* _PROBLEM STATEMENT_: Reply with one number only, the count of lines holding the string "limit".
^^^^^^^^
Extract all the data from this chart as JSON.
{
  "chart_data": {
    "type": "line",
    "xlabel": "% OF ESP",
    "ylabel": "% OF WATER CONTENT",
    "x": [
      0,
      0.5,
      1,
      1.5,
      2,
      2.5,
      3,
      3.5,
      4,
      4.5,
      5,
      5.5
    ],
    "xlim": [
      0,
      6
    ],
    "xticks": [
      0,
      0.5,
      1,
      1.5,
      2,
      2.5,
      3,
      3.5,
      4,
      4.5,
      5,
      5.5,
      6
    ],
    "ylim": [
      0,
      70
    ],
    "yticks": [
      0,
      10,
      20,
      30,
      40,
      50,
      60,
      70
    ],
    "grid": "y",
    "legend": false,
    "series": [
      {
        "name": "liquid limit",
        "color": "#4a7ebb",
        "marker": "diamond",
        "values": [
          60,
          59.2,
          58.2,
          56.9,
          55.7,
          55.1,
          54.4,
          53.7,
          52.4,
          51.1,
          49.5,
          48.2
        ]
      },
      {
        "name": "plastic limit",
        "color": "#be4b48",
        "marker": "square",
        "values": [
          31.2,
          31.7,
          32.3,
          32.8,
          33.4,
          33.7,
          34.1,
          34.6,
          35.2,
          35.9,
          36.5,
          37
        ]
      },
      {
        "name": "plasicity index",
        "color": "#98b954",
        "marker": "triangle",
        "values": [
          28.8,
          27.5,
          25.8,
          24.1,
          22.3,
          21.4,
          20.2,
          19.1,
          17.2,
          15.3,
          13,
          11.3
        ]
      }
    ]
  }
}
^^^^^^^^
* _THE REPLY_: 2